● **Supplied passage**:
/---

That information gets compressed into a quick yes-or-no, good-or-bad, approach-or-avoid signal—a gut sense of doom or optimism, interest or disinterest. To the extent that there's been lots of relevant experience and the new situation is in the same class as the old ones, this sense can be extremely accurate and valuable—what we call taste or intuition or second nature—and even when there's been very little training data, this sense can still provide useful insight.

Claim 4: Our brains condition us, often without us noticing.

In brief: there were studies with monkeys whose brains were hooked up to detectors and who had straws positioned to squirt juice into their mouths. When those monkeys exhibited desired behaviors, the scientists would give them a shot of juice, and the detectors would register a dopamine spike.

After a while, though, the dopamine spike migrated. It became associated with a "victory!" screen that the scientists would flash whenever the monkey performed a desired behavior, just like a dog begins to associate clicks with treats and other rewards.

Pause to let yourself be confused for a second. Don't gloss over this.

\---

● **Dataset records**:

/---

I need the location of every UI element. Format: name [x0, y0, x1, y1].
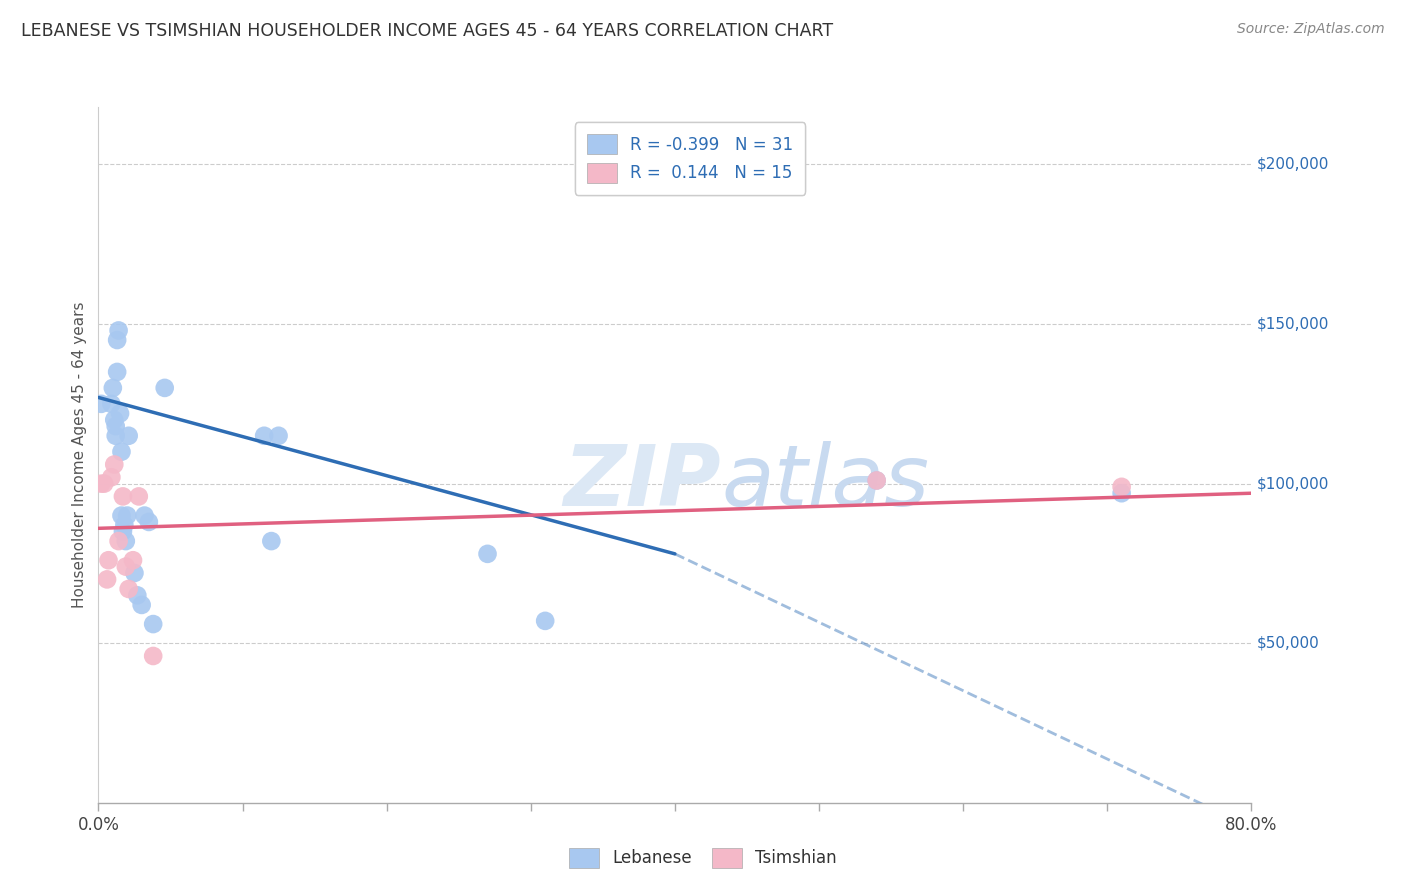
Point: [105, 333, 128, 347]
Text: $50,000: $50,000: [1257, 636, 1320, 651]
Point: [534, 614, 557, 628]
Point: [111, 524, 134, 539]
Point: [100, 397, 122, 411]
Point: [1111, 486, 1133, 500]
Point: [100, 470, 122, 484]
Point: [138, 515, 160, 529]
Point: [142, 617, 165, 632]
Point: [90, 397, 112, 411]
Point: [90, 476, 112, 491]
Point: [128, 490, 150, 504]
Point: [122, 553, 145, 567]
Point: [260, 534, 283, 549]
Point: [101, 381, 124, 395]
Point: [103, 413, 125, 427]
Point: [104, 419, 127, 434]
Legend: Lebanese, Tsimshian: Lebanese, Tsimshian: [562, 841, 844, 875]
Text: $200,000: $200,000: [1257, 157, 1330, 172]
Point: [1111, 480, 1133, 494]
Point: [97, 553, 120, 567]
Point: [124, 566, 146, 580]
Point: [131, 598, 153, 612]
Point: [114, 559, 136, 574]
Point: [267, 429, 290, 443]
Point: [134, 508, 156, 523]
Point: [118, 582, 141, 596]
Text: Source: ZipAtlas.com: Source: ZipAtlas.com: [1237, 22, 1385, 37]
Text: $150,000: $150,000: [1257, 317, 1330, 332]
Point: [111, 490, 134, 504]
Text: $100,000: $100,000: [1257, 476, 1330, 491]
Point: [108, 406, 131, 420]
Text: ZIP: ZIP: [564, 442, 721, 524]
Point: [142, 648, 165, 663]
Y-axis label: Householder Income Ages 45 - 64 years: Householder Income Ages 45 - 64 years: [72, 301, 87, 608]
Text: atlas: atlas: [721, 442, 929, 524]
Point: [107, 323, 129, 337]
Point: [477, 547, 499, 561]
Point: [153, 381, 176, 395]
Point: [127, 588, 149, 602]
Point: [118, 429, 141, 443]
Point: [114, 534, 136, 549]
Point: [93, 476, 115, 491]
Point: [253, 429, 276, 443]
Point: [110, 444, 132, 458]
Text: LEBANESE VS TSIMSHIAN HOUSEHOLDER INCOME AGES 45 - 64 YEARS CORRELATION CHART: LEBANESE VS TSIMSHIAN HOUSEHOLDER INCOME…: [21, 22, 834, 40]
Point: [107, 534, 129, 549]
Point: [96, 573, 118, 587]
Point: [117, 508, 138, 523]
Point: [103, 458, 125, 472]
Point: [110, 508, 132, 523]
Point: [112, 518, 135, 533]
Point: [866, 474, 889, 488]
Point: [104, 429, 127, 443]
Point: [866, 474, 889, 488]
Legend: R = -0.399   N = 31, R =  0.144   N = 15: R = -0.399 N = 31, R = 0.144 N = 15: [575, 122, 804, 194]
Point: [105, 365, 128, 379]
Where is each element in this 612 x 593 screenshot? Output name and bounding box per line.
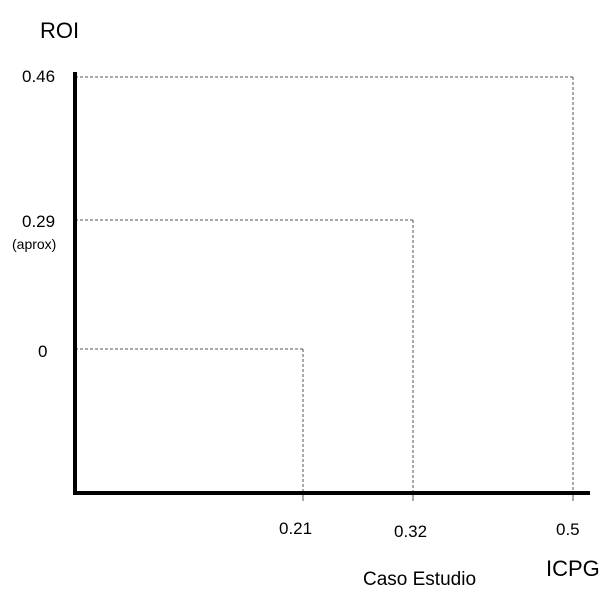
y-axis-title: ROI [40, 18, 79, 43]
x-tick-label-0.32: 0.32 [394, 522, 427, 541]
y-tick-label-0.29: 0.29 [22, 212, 55, 231]
x-tick-label-0.5: 0.5 [556, 520, 580, 539]
x-axis-title: ICPG [546, 556, 600, 581]
y-tick-label-0: 0 [38, 342, 47, 361]
x-axis-subtitle: Caso Estudio [363, 569, 476, 590]
y-tick-label-0.46: 0.46 [22, 67, 55, 86]
y-tick-note-aprox: (aprox) [12, 236, 56, 252]
guide-lines [75, 76, 574, 501]
x-tick-label-0.21: 0.21 [279, 519, 312, 538]
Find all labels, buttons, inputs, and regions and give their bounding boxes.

\---

● **To be done**:
**a)** Within the rows, start at the line that has "Point: [105, 333, 128, 347]" and end after the line that has "Text: $100,000: $100,000: [1257, 476, 1330, 491]". Write those lines out again, substituting "Marker" for "Point" and changing nothing else.
**b)** Continue the passage about how our brains condition us, starting after its last sentence.
The rows have no connection to the passage about how our brains condition us.

● **Task responses**:
**a)**
Marker: [105, 333, 128, 347]
Text: $50,000: $50,000: [1257, 636, 1320, 651]
Marker: [534, 614, 557, 628]
Marker: [111, 524, 134, 539]
Marker: [100, 397, 122, 411]
Marker: [1111, 486, 1133, 500]
Marker: [100, 470, 122, 484]
Marker: [138, 515, 160, 529]
Marker: [142, 617, 165, 632]
Marker: [90, 397, 112, 411]
Marker: [90, 476, 112, 491]
Marker: [128, 490, 150, 504]
Marker: [122, 553, 145, 567]
Marker: [260, 534, 283, 549]
Marker: [101, 381, 124, 395]
Marker: [103, 413, 125, 427]
Marker: [104, 419, 127, 434]
Legend: Lebanese, Tsimshian: Lebanese, Tsimshian: [562, 841, 844, 875]
Text: $200,000: $200,000: [1257, 157, 1330, 172]
Marker: [1111, 480, 1133, 494]
Marker: [97, 553, 120, 567]
Marker: [124, 566, 146, 580]
Marker: [131, 598, 153, 612]
Marker: [114, 559, 136, 574]
Marker: [267, 429, 290, 443]
Marker: [134, 508, 156, 523]
Marker: [118, 582, 141, 596]
Text: Source: ZipAtlas.com: Source: ZipAtlas.com: [1237, 22, 1385, 37]
Text: $150,000: $150,000: [1257, 317, 1330, 332]
Marker: [111, 490, 134, 504]
Text: $100,000: $100,000: [1257, 476, 1330, 491]

**b)**
What. The. Heck.

The dopamine spike moves? How? Why?

I claim that what's going on is that the monkey's brain, separate from the monkey/the monkey's S2/any sapient or strategic awareness that the monkey has, is conditioning the monkey. Remember, a system that is capable of learning from its environment and meaningfully updating on that learning is more likely to survive and thrive than one that does not, so it makes sense that the monkey has some functional, adaptive processes in place to shape its own behavior. Basically, the monkey's brain has access to a) a ton of data, and b) carrots-and-sticks, in the form of pleasure and pain responses. The brain is sitting there wondering how the heck it can get this monkey to perform adaptive behavior, just like a human is sitting there wondering how the heck it can get the dog to roll over. The brain has a model of what sorts of behaviors will lead to success and thriving, just as the human has a model of what cute doggy behavior looks like.

And the brain knows that, with a shot of pleasure, the monkey is vastly more likely to repeat the action it just tried. Things that lead to juice are hard-wired to produce a spike of pleasure, so that juice-seeking behavior will be reinforced. But then the brain slowly starts to notice that there's no decision-tree node between a victory screen and juice—once the screen flashes, juice is inevitable.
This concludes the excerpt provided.